DATA PROVIDED ::
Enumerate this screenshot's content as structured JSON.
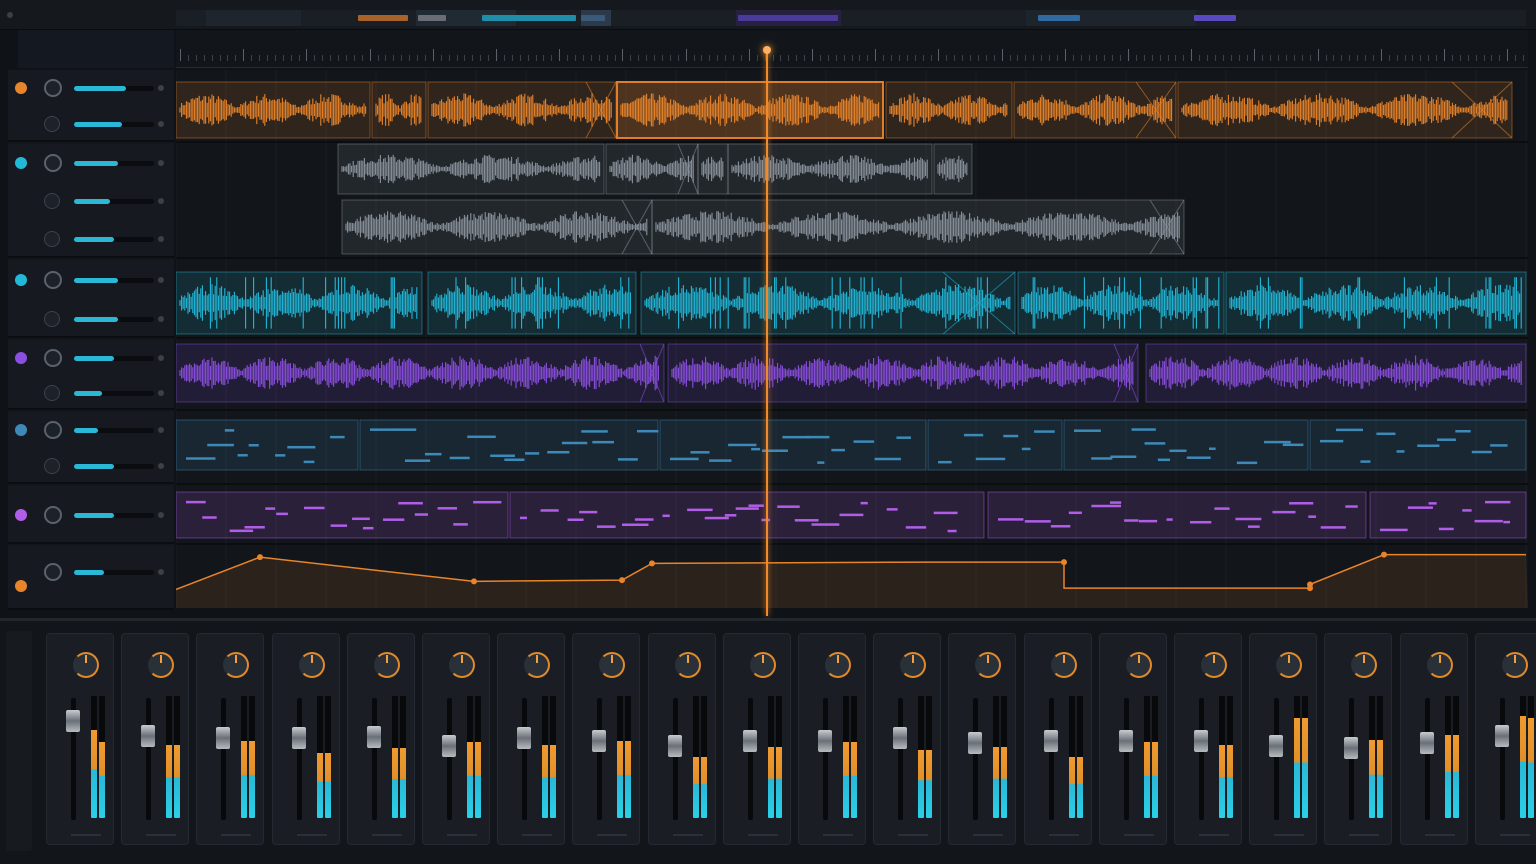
{
  "colors": {
    "orange": "#e8842a",
    "cyan": "#22b8d8",
    "gray": "#8a929c",
    "purple": "#8a4ee0",
    "steel": "#3d8ab8",
    "magenta": "#b05ee8",
    "playhead": "#f08a2a"
  },
  "playhead": {
    "position": 0.437
  },
  "tracks": [
    {
      "color": "orange",
      "lanes": 2,
      "fader_levels": [
        0.65,
        0.6
      ],
      "clip_kind": "audio"
    },
    {
      "color": "cyan",
      "lanes": 3,
      "fader_levels": [
        0.55,
        0.45,
        0.5
      ],
      "clip_kind": "audio"
    },
    {
      "color": "cyan",
      "lanes": 2,
      "fader_levels": [
        0.55,
        0.55
      ],
      "clip_kind": "audio"
    },
    {
      "color": "purple",
      "lanes": 2,
      "fader_levels": [
        0.5,
        0.35
      ],
      "clip_kind": "audio"
    },
    {
      "color": "steel",
      "lanes": 2,
      "fader_levels": [
        0.3,
        0.5
      ],
      "clip_kind": "midi"
    },
    {
      "color": "magenta",
      "lanes": 1,
      "fader_levels": [
        0.5
      ],
      "clip_kind": "midi"
    },
    {
      "color": "orange",
      "lanes": 1,
      "fader_levels": [
        0.38
      ],
      "clip_kind": "automation"
    }
  ],
  "automation": {
    "values": [
      0.3,
      0.82,
      0.43,
      0.45,
      0.72,
      0.74,
      0.74,
      0.32,
      0.32,
      0.38,
      0.86,
      0.86
    ]
  },
  "mixer": {
    "channels": [
      {
        "fader": 0.9,
        "meter_l": 0.72,
        "meter_r": 0.62
      },
      {
        "fader": 0.78,
        "meter_l": 0.6,
        "meter_r": 0.6
      },
      {
        "fader": 0.76,
        "meter_l": 0.63,
        "meter_r": 0.63
      },
      {
        "fader": 0.76,
        "meter_l": 0.53,
        "meter_r": 0.53
      },
      {
        "fader": 0.77,
        "meter_l": 0.57,
        "meter_r": 0.57
      },
      {
        "fader": 0.7,
        "meter_l": 0.62,
        "meter_r": 0.62
      },
      {
        "fader": 0.76,
        "meter_l": 0.6,
        "meter_r": 0.6
      },
      {
        "fader": 0.74,
        "meter_l": 0.63,
        "meter_r": 0.63
      },
      {
        "fader": 0.7,
        "meter_l": 0.5,
        "meter_r": 0.5
      },
      {
        "fader": 0.74,
        "meter_l": 0.58,
        "meter_r": 0.58
      },
      {
        "fader": 0.74,
        "meter_l": 0.62,
        "meter_r": 0.62
      },
      {
        "fader": 0.76,
        "meter_l": 0.56,
        "meter_r": 0.56
      },
      {
        "fader": 0.72,
        "meter_l": 0.58,
        "meter_r": 0.58
      },
      {
        "fader": 0.74,
        "meter_l": 0.5,
        "meter_r": 0.5
      },
      {
        "fader": 0.74,
        "meter_l": 0.62,
        "meter_r": 0.62
      },
      {
        "fader": 0.74,
        "meter_l": 0.6,
        "meter_r": 0.6
      },
      {
        "fader": 0.7,
        "meter_l": 0.82,
        "meter_r": 0.82
      },
      {
        "fader": 0.68,
        "meter_l": 0.64,
        "meter_r": 0.64
      },
      {
        "fader": 0.72,
        "meter_l": 0.68,
        "meter_r": 0.68
      },
      {
        "fader": 0.78,
        "meter_l": 0.84,
        "meter_r": 0.82
      }
    ]
  }
}
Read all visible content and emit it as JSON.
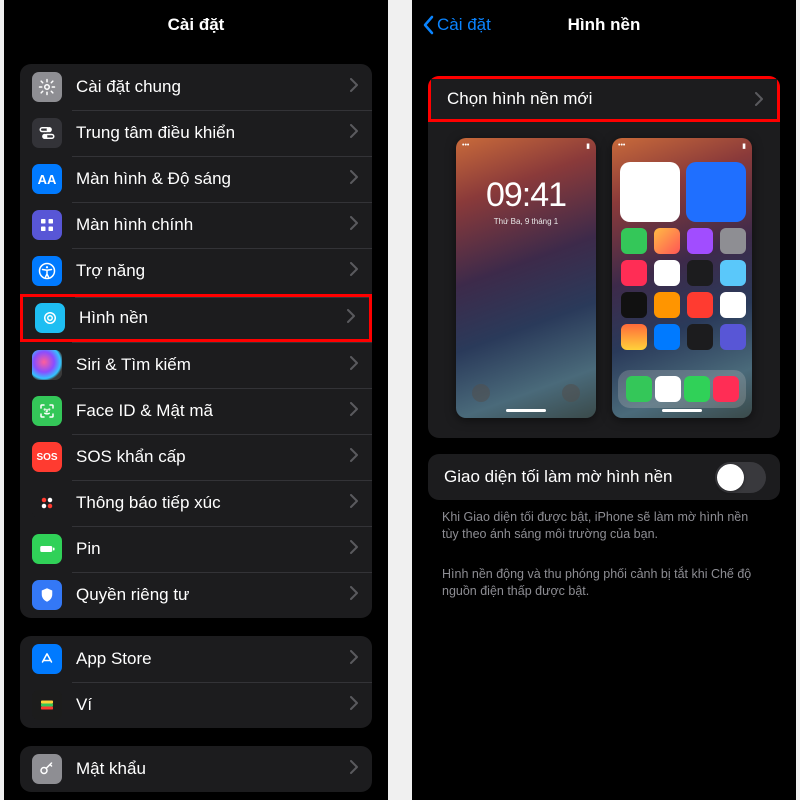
{
  "left": {
    "title": "Cài đặt",
    "groups": [
      [
        {
          "label": "Cài đặt chung",
          "icon": "gear-icon",
          "bg": "bg-grey"
        },
        {
          "label": "Trung tâm điều khiển",
          "icon": "switches-icon",
          "bg": "bg-grey2"
        },
        {
          "label": "Màn hình & Độ sáng",
          "icon": "text-size-icon",
          "bg": "bg-blue",
          "glyph": "AA"
        },
        {
          "label": "Màn hình chính",
          "icon": "grid-icon",
          "bg": "bg-purple"
        },
        {
          "label": "Trợ năng",
          "icon": "accessibility-icon",
          "bg": "bg-blue"
        },
        {
          "label": "Hình nền",
          "icon": "wallpaper-icon",
          "bg": "bg-cyan",
          "highlight": true
        },
        {
          "label": "Siri & Tìm kiếm",
          "icon": "siri-icon",
          "bg": "bg-siri"
        },
        {
          "label": "Face ID & Mật mã",
          "icon": "faceid-icon",
          "bg": "bg-green"
        },
        {
          "label": "SOS khẩn cấp",
          "icon": "sos-icon",
          "bg": "bg-red",
          "glyph": "SOS"
        },
        {
          "label": "Thông báo tiếp xúc",
          "icon": "exposure-icon",
          "bg": "bg-dots"
        },
        {
          "label": "Pin",
          "icon": "battery-icon",
          "bg": "bg-green2"
        },
        {
          "label": "Quyền riêng tư",
          "icon": "privacy-icon",
          "bg": "bg-blue2"
        }
      ],
      [
        {
          "label": "App Store",
          "icon": "appstore-icon",
          "bg": "bg-blue"
        },
        {
          "label": "Ví",
          "icon": "wallet-icon",
          "bg": "bg-wallet"
        }
      ],
      [
        {
          "label": "Mật khẩu",
          "icon": "key-icon",
          "bg": "bg-grey"
        }
      ]
    ]
  },
  "right": {
    "back_label": "Cài đặt",
    "title": "Hình nền",
    "choose_new": "Chọn hình nền mới",
    "lockscreen": {
      "time": "09:41",
      "date": "Thứ Ba, 9 tháng 1"
    },
    "dark_dim_label": "Giao diện tối làm mờ hình nền",
    "dark_dim_on": false,
    "note1": "Khi Giao diện tối được bật, iPhone sẽ làm mờ hình nền tùy theo ánh sáng môi trường của bạn.",
    "note2": "Hình nền động và thu phóng phối cảnh bị tắt khi Chế độ nguồn điện thấp được bật."
  }
}
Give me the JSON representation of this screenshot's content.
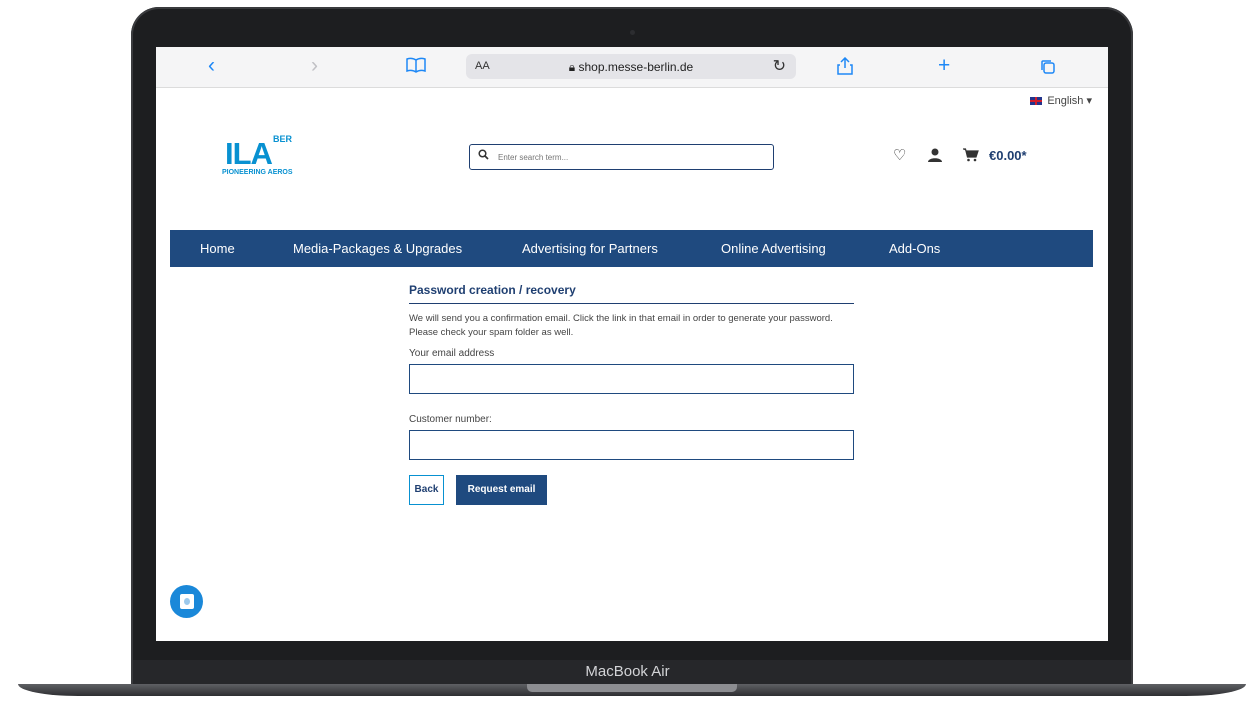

THE PROBLEM :: Only the number is wanted: how many lines of the material above include the word "JSON"?

EXERCISE OUTPUT :: 3